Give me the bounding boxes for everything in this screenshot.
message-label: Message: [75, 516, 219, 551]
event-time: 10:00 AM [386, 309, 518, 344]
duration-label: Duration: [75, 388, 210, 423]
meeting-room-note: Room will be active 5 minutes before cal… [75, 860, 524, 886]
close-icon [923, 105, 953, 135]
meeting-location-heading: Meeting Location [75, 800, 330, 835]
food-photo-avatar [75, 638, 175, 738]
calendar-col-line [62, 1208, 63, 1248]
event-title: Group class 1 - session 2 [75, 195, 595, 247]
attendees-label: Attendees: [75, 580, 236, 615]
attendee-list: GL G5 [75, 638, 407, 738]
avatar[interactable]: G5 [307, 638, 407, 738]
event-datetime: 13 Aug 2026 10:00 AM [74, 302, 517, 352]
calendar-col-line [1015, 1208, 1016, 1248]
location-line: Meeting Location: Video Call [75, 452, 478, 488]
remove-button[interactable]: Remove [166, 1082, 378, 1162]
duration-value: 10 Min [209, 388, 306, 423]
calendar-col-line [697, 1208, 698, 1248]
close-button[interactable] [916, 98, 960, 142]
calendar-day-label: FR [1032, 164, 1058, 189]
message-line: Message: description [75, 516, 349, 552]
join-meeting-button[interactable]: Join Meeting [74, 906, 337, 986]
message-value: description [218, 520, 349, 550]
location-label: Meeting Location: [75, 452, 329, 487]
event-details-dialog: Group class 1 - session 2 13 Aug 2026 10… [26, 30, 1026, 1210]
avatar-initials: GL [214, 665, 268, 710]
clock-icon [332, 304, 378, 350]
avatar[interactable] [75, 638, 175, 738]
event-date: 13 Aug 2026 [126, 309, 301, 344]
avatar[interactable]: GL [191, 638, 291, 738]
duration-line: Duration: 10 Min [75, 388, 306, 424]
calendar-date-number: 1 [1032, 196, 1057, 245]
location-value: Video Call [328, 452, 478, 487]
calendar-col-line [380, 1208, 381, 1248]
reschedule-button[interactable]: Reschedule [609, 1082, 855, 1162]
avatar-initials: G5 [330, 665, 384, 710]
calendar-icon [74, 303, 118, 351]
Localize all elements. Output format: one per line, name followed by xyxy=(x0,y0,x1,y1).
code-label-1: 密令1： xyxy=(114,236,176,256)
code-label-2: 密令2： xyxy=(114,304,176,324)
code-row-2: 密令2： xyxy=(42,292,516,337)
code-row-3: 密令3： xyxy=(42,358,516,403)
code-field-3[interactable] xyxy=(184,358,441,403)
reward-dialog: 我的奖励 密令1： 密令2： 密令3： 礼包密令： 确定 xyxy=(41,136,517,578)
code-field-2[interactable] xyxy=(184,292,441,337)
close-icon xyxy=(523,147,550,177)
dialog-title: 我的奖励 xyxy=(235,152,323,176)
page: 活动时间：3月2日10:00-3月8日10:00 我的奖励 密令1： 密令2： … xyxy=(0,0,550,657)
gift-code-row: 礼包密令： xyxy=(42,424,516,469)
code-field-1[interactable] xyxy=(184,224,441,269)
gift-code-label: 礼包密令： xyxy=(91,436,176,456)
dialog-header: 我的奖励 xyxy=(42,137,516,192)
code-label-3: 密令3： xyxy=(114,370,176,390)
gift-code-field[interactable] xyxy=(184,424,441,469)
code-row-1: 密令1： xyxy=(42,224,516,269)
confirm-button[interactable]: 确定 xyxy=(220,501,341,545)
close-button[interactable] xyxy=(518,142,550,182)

= = =

§ REQUIREMENT
Rewrite the entries from the first line through the line that contains "food-photo-avatar [75, 638, 175, 738]", replacing "close-icon" with "dismiss-icon" and keeping everything else the same. Return only those lines.

§ RESPONSE BELOW
Give me the bounding boxes for everything in this screenshot.
message-label: Message: [75, 516, 219, 551]
event-time: 10:00 AM [386, 309, 518, 344]
duration-label: Duration: [75, 388, 210, 423]
meeting-room-note: Room will be active 5 minutes before cal… [75, 860, 524, 886]
dismiss-icon [923, 105, 953, 135]
meeting-location-heading: Meeting Location [75, 800, 330, 835]
food-photo-avatar [75, 638, 175, 738]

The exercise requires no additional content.